# TASK BRIEF
Rewrite the listing from its start through the line that contains "node-label-gastronomicos: GASTRONOMICOS COSTA", replacing "bounding boxes" with "outlines" and leaving everything else unchanged.

(Excerpts from a layout annotation set)
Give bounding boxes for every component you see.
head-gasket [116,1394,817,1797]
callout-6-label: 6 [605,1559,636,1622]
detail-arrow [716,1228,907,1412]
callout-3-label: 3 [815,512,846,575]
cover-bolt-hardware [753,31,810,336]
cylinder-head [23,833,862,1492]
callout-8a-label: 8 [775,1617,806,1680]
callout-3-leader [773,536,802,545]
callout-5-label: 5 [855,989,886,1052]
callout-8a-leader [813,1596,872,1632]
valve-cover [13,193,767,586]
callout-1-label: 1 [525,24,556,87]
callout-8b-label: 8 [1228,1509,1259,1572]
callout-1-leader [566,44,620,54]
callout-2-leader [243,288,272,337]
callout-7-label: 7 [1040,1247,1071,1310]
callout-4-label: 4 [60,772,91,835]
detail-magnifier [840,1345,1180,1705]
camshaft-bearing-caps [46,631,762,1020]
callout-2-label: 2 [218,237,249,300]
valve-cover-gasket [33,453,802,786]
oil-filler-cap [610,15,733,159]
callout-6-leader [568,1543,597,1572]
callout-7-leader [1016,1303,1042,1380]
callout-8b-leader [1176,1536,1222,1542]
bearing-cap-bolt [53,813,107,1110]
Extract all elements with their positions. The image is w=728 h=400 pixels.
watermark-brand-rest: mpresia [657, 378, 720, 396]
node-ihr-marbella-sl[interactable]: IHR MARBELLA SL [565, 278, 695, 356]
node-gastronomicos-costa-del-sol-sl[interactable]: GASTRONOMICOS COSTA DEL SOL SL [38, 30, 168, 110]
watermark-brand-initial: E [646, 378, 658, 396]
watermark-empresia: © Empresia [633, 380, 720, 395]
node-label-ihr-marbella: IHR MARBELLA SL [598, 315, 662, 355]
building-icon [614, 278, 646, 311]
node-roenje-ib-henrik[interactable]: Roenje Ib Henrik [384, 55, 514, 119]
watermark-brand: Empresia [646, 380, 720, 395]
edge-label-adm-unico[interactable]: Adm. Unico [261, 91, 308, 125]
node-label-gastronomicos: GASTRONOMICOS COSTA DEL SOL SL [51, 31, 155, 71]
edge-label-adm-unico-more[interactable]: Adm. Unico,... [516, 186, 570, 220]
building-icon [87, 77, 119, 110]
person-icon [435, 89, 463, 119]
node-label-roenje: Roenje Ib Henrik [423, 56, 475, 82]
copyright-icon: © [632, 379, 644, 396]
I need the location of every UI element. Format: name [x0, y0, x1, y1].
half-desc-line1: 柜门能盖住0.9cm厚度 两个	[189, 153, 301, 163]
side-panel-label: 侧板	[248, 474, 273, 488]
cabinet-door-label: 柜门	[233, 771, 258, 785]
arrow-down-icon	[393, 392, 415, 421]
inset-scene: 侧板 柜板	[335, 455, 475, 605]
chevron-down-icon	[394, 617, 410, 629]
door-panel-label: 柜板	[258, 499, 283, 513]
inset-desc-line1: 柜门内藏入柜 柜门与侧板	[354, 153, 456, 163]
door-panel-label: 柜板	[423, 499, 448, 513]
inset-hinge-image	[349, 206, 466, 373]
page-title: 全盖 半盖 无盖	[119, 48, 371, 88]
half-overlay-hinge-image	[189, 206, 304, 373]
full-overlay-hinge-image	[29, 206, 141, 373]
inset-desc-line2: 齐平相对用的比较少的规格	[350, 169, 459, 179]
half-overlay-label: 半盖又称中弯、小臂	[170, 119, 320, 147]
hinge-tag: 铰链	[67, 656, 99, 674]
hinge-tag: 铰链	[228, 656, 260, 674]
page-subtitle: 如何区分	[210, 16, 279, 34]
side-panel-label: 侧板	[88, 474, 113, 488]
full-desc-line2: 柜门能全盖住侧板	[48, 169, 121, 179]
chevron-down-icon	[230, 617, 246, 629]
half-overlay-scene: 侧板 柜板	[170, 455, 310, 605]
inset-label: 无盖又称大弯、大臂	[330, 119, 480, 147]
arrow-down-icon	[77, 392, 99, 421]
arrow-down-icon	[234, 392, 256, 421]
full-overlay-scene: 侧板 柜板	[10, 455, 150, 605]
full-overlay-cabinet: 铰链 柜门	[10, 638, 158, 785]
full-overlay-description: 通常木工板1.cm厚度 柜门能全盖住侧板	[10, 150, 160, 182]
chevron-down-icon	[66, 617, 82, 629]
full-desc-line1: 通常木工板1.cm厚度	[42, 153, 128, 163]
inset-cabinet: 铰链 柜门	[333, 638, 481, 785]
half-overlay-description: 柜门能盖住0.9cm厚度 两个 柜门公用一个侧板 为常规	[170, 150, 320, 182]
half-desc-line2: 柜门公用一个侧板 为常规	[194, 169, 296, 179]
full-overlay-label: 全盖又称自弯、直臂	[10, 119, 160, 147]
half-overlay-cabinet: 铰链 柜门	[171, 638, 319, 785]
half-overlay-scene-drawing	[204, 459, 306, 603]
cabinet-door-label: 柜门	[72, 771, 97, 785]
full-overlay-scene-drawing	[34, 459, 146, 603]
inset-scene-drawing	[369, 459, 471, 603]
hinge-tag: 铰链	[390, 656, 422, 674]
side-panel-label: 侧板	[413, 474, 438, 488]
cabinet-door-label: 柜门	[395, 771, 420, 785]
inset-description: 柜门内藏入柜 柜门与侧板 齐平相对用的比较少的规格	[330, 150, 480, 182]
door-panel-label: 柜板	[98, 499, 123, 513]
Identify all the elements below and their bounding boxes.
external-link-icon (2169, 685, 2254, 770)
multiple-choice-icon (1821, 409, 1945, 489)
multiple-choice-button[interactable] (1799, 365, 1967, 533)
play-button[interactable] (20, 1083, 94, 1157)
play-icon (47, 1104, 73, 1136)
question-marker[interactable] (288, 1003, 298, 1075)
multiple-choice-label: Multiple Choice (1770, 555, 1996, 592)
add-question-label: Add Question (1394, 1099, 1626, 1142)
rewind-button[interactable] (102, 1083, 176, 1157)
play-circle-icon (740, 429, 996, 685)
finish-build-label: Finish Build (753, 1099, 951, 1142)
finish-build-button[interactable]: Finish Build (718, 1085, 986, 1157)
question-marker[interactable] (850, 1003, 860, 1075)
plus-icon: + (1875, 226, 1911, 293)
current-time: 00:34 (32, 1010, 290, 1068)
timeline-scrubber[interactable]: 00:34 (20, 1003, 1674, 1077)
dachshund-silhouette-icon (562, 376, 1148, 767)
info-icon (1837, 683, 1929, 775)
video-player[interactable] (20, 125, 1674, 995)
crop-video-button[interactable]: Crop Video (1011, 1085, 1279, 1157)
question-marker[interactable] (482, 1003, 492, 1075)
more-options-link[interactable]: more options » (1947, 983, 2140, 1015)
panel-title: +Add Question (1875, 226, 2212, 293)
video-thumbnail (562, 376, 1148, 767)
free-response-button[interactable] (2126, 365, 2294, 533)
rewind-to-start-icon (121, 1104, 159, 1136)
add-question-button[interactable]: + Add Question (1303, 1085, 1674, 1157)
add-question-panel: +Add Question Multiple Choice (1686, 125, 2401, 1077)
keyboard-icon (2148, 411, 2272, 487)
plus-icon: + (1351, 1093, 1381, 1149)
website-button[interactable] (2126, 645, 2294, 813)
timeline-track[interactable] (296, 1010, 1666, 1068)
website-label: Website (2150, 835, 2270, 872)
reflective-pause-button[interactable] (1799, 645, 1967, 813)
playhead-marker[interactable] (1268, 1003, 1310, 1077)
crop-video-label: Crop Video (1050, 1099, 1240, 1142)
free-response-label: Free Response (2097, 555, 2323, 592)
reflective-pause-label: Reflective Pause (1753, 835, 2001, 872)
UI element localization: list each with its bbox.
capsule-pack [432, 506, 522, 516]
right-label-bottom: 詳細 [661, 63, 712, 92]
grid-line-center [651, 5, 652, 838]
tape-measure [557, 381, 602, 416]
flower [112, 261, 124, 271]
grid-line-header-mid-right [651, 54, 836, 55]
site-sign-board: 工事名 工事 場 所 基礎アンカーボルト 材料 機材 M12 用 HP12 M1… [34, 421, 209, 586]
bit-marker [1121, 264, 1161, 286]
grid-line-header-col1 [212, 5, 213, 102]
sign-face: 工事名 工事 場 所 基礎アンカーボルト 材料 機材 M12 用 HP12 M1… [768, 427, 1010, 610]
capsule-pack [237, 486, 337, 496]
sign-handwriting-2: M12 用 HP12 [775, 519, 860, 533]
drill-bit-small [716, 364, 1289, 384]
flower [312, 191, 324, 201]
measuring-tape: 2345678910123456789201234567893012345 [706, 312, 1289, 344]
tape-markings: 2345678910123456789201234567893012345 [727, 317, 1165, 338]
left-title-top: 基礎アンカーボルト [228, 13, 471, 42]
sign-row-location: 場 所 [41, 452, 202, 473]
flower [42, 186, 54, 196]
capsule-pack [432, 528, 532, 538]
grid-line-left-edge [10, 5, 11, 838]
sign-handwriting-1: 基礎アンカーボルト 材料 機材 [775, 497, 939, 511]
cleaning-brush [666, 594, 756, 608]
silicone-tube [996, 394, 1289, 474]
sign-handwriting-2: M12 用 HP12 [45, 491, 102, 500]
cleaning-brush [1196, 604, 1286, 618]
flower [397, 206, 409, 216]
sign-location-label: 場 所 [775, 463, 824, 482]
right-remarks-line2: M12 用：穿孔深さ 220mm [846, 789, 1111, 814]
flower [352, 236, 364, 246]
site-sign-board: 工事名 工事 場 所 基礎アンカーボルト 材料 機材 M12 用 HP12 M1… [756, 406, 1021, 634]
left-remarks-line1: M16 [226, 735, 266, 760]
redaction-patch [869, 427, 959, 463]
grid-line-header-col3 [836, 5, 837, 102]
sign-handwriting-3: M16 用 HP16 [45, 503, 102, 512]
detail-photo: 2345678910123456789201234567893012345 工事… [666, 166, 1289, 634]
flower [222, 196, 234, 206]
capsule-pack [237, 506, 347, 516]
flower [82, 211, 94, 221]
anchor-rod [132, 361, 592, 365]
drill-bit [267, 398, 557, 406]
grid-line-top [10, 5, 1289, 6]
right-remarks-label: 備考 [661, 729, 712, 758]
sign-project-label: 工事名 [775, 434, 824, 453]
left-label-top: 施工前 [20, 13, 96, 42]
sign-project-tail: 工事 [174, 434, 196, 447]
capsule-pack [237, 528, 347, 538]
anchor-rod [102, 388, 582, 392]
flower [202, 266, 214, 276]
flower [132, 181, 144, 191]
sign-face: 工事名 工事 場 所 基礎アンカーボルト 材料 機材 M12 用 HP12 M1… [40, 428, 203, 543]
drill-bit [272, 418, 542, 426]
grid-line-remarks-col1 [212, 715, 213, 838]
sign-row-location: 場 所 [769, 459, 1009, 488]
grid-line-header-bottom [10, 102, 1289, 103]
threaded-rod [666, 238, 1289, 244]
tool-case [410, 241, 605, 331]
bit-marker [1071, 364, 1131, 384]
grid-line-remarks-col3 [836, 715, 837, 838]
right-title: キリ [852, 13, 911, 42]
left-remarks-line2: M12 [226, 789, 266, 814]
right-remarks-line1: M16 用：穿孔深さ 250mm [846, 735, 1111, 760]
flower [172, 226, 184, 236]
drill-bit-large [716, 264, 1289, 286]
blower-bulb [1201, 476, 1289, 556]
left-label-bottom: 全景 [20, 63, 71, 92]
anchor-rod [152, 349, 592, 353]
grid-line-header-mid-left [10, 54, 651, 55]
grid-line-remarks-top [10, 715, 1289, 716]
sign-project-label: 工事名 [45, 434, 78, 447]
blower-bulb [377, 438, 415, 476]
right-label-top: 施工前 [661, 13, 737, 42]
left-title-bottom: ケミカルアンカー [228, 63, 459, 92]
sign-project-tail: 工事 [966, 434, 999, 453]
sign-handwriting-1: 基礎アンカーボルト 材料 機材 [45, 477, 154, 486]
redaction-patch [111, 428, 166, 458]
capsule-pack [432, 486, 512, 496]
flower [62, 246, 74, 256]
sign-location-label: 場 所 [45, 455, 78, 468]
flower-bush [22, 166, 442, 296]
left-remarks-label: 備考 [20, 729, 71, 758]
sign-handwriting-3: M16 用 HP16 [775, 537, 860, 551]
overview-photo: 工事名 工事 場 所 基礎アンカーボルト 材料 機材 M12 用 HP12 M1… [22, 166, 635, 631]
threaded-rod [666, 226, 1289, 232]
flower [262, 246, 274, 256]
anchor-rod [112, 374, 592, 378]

# FINISHED TASK
Give outlines for every component you see.
head-gasket [116,1394,817,1797]
callout-6-label: 6 [605,1559,636,1622]
detail-arrow [716,1228,907,1412]
callout-3-label: 3 [815,512,846,575]
cover-bolt-hardware [753,31,810,336]
cylinder-head [23,833,862,1492]
callout-8a-label: 8 [775,1617,806,1680]
callout-3-leader [773,536,802,545]
callout-5-label: 5 [855,989,886,1052]
callout-8a-leader [813,1596,872,1632]
valve-cover [13,193,767,586]
callout-1-label: 1 [525,24,556,87]
callout-8b-label: 8 [1228,1509,1259,1572]
callout-1-leader [566,44,620,54]
callout-2-leader [243,288,272,337]
callout-7-label: 7 [1040,1247,1071,1310]
callout-4-label: 4 [60,772,91,835]
detail-magnifier [840,1345,1180,1705]
camshaft-bearing-caps [46,631,762,1020]
callout-2-label: 2 [218,237,249,300]
valve-cover-gasket [33,453,802,786]
oil-filler-cap [610,15,733,159]
callout-6-leader [568,1543,597,1572]
callout-7-leader [1016,1303,1042,1380]
callout-8b-leader [1176,1536,1222,1542]
bearing-cap-bolt [53,813,107,1110]
Extract all elements with their positions. The image is w=728 h=400 pixels.
watermark-brand-rest: mpresia [657, 378, 720, 396]
node-ihr-marbella-sl[interactable]: IHR MARBELLA SL [565, 278, 695, 356]
node-gastronomicos-costa-del-sol-sl[interactable]: GASTRONOMICOS COSTA DEL SOL SL [38, 30, 168, 110]
watermark-brand-initial: E [646, 378, 658, 396]
watermark-empresia: © Empresia [633, 380, 720, 395]
node-label-ihr-marbella: IHR MARBELLA SL [598, 315, 662, 355]
building-icon [614, 278, 646, 311]
node-roenje-ib-henrik[interactable]: Roenje Ib Henrik [384, 55, 514, 119]
watermark-brand: Empresia [646, 380, 720, 395]
edge-label-adm-unico[interactable]: Adm. Unico [261, 91, 308, 125]
node-label-gastronomicos: GASTRONOMICOS COSTA DEL SOL SL [51, 31, 155, 71]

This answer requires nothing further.